====== RECORDED INFORMATION ======

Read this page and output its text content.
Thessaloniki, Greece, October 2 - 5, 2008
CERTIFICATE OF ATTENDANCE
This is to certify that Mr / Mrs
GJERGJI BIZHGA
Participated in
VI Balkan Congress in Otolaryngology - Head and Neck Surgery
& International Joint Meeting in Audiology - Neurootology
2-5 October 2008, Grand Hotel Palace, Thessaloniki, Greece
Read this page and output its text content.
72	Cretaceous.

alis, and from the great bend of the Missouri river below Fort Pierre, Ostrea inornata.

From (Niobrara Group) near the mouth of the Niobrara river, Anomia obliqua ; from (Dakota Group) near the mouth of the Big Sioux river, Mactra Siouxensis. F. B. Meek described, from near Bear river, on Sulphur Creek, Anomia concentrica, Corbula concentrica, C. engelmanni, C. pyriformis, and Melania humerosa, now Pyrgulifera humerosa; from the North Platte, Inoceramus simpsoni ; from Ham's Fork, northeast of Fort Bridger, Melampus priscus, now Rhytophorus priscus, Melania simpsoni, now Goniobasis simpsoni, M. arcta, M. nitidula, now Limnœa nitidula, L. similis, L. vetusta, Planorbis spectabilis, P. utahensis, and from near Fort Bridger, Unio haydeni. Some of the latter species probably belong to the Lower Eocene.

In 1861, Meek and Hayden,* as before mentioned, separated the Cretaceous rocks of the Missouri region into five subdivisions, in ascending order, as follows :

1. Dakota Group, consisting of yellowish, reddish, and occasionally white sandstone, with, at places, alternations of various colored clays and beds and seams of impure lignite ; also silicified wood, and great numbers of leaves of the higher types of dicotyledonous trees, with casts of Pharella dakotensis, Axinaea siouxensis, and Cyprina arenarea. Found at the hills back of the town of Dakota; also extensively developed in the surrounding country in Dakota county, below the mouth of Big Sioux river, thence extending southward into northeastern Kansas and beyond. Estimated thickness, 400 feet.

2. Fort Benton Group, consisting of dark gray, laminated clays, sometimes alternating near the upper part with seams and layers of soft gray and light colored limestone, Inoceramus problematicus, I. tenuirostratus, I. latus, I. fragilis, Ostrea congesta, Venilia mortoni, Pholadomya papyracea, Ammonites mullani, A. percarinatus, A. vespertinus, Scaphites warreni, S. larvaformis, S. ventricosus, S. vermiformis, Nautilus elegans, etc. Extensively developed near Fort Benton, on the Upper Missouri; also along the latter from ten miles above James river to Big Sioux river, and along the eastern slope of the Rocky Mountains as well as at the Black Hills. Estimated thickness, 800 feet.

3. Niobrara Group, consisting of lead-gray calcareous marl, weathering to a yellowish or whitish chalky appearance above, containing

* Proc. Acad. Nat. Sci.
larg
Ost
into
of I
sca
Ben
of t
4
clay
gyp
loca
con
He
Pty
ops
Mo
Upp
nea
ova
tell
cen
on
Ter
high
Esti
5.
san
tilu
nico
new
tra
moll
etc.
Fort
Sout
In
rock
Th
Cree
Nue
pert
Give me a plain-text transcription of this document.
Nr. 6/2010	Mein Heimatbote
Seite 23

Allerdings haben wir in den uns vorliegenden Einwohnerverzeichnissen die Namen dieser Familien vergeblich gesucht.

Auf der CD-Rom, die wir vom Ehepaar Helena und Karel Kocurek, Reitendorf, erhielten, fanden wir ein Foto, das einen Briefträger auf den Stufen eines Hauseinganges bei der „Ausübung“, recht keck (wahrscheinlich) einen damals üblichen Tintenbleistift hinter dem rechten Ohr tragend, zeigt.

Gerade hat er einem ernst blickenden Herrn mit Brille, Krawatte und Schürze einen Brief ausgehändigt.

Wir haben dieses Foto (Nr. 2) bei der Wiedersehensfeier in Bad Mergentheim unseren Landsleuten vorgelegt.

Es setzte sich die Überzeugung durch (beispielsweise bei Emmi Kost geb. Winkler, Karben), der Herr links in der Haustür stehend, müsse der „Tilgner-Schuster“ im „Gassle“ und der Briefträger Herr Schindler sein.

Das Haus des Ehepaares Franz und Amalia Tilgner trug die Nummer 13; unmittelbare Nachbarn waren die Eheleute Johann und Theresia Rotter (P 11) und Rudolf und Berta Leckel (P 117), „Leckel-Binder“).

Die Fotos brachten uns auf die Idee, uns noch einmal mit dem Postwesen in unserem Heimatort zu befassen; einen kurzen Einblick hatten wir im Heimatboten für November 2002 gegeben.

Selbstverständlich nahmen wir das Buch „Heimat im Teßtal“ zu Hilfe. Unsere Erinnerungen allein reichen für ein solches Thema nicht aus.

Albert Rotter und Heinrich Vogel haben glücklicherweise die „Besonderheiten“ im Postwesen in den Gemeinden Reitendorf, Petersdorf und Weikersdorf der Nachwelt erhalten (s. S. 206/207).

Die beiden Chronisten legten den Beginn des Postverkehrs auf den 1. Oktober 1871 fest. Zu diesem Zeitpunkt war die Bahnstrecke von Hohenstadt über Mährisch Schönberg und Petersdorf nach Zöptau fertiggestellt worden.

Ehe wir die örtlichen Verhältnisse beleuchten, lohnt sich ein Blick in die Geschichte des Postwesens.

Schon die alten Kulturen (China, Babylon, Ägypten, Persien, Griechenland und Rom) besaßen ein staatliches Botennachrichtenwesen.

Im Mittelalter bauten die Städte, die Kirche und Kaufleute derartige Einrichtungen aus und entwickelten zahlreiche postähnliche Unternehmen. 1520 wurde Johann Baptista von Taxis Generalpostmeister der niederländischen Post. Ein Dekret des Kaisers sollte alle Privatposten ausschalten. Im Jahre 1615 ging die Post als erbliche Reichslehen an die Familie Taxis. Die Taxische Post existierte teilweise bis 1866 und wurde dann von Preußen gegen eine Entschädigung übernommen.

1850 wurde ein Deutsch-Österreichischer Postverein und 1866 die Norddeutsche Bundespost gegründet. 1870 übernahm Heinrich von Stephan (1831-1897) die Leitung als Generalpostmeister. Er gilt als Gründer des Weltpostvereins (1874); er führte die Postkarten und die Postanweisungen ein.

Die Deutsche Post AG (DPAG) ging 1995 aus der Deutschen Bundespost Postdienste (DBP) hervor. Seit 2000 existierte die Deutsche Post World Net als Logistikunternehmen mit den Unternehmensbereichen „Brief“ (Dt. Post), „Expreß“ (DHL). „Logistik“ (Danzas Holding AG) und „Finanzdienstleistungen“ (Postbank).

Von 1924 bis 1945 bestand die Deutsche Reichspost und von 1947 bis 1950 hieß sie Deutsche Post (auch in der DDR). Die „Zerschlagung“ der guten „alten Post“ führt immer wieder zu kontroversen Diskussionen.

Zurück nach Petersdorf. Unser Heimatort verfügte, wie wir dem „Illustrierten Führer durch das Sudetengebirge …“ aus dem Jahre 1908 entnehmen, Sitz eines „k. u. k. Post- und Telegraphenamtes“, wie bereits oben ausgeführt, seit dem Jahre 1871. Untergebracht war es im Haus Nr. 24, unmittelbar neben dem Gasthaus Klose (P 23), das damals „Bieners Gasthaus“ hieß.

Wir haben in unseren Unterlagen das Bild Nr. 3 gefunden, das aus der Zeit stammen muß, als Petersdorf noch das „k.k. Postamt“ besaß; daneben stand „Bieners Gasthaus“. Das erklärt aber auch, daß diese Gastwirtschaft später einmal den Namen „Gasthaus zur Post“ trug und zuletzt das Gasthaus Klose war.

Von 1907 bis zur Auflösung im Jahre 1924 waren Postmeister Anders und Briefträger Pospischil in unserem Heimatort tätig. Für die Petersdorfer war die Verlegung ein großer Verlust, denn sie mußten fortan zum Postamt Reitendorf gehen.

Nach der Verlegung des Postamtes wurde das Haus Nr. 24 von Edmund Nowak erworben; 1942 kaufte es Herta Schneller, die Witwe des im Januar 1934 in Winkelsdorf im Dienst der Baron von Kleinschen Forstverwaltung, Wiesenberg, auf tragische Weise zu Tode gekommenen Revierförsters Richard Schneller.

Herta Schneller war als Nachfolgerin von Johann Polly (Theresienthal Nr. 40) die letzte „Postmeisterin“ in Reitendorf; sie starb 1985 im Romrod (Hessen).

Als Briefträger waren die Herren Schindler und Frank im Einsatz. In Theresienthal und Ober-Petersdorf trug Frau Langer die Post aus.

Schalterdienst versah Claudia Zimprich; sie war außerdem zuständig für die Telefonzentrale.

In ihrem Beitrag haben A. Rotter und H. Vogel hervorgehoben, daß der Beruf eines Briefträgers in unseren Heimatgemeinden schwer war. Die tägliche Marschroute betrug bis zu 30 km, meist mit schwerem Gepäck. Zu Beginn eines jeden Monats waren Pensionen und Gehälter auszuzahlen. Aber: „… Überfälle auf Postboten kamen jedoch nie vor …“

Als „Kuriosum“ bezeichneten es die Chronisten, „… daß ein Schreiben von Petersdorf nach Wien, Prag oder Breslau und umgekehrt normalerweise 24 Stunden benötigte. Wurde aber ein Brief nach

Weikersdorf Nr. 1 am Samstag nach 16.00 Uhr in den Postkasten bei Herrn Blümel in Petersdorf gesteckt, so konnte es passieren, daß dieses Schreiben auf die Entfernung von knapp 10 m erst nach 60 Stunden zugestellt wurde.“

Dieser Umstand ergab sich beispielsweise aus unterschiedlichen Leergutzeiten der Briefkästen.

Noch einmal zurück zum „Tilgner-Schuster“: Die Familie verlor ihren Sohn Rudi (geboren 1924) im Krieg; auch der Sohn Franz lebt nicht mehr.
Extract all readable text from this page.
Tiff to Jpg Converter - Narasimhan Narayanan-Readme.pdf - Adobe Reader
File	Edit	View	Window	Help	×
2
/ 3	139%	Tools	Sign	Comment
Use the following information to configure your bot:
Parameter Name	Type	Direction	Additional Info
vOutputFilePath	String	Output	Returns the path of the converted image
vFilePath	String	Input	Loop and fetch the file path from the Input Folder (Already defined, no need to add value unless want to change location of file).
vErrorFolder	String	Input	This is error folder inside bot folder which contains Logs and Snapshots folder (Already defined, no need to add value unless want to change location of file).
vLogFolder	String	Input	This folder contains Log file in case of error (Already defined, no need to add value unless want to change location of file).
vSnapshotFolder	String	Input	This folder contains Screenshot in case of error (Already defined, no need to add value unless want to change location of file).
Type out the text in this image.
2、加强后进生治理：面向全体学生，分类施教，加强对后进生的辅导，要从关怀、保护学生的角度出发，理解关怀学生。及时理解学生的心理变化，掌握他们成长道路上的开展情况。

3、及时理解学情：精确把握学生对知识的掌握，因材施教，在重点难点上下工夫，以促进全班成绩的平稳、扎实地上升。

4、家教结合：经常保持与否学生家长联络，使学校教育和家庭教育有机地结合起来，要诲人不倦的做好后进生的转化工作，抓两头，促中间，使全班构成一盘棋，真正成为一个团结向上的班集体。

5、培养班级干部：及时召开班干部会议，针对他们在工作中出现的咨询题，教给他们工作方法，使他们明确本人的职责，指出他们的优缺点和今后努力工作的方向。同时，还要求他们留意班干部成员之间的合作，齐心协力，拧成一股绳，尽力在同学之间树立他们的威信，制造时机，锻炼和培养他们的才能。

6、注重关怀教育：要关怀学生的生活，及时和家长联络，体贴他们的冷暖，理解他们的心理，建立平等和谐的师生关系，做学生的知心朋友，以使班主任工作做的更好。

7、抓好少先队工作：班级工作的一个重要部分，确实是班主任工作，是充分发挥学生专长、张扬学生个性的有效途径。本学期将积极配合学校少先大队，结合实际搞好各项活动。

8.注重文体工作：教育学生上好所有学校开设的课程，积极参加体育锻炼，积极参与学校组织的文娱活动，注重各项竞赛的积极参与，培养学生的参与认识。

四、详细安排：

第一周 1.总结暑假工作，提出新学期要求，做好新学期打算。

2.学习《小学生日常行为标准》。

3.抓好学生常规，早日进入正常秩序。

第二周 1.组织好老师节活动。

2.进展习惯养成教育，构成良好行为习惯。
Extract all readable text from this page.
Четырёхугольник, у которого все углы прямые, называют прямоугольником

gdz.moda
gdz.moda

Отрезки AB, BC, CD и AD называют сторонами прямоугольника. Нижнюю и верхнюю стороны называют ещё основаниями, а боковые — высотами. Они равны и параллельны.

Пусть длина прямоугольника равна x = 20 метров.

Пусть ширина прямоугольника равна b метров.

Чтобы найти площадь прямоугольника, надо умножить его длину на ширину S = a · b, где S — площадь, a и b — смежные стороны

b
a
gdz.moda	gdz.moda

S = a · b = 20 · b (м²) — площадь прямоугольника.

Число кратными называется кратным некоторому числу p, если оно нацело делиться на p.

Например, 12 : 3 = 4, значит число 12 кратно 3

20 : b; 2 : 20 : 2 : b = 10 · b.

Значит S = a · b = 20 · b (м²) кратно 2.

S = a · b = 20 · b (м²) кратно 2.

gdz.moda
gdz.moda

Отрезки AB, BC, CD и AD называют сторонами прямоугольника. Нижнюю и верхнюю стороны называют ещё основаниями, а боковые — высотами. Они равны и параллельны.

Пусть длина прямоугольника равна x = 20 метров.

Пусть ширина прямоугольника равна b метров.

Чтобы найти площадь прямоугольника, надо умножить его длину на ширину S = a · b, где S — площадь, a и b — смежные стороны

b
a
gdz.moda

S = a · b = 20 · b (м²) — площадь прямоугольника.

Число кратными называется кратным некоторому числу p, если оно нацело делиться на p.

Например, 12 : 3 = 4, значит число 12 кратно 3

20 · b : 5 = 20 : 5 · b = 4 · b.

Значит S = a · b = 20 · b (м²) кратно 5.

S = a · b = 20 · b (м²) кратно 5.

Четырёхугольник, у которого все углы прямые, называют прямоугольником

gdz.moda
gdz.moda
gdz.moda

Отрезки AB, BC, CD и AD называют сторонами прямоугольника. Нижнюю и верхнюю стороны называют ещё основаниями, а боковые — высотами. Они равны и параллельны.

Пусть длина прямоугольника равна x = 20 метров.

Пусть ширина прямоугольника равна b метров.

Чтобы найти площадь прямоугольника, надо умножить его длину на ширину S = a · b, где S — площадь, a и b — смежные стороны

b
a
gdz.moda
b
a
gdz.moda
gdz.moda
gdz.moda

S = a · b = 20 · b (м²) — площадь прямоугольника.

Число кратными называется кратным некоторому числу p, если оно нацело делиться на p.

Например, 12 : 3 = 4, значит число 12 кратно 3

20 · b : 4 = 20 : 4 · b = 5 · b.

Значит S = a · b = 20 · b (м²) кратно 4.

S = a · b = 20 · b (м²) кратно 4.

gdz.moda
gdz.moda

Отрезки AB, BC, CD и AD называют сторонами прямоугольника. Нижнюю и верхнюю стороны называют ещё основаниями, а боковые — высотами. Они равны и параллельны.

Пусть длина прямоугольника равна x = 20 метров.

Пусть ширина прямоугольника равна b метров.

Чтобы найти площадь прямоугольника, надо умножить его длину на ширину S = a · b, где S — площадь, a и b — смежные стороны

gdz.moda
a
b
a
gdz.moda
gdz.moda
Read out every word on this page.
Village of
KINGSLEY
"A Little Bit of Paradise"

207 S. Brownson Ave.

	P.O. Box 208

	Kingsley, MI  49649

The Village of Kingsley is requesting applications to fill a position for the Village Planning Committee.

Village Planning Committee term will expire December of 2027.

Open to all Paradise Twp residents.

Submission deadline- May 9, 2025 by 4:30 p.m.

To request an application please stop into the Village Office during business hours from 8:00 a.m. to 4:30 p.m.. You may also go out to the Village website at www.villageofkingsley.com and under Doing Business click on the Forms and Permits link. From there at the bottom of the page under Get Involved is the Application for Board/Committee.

======

▸ **SET PROBLEM**: From the data above, gather every line that includes the word "Schuster".

▸ **TASK RESULT**:
Es setzte sich die Überzeugung durch (beispielsweise bei Emmi Kost geb. Winkler, Karben), der Herr links in der Haustür stehend, müsse der „Tilgner-Schuster“ im „Gassle“ und der Briefträger Herr Schindler sein.
Noch einmal zurück zum „Tilgner-Schuster“: Die Familie verlor ihren Sohn Rudi (geboren 1924) im Krieg; auch der Sohn Franz lebt nicht mehr.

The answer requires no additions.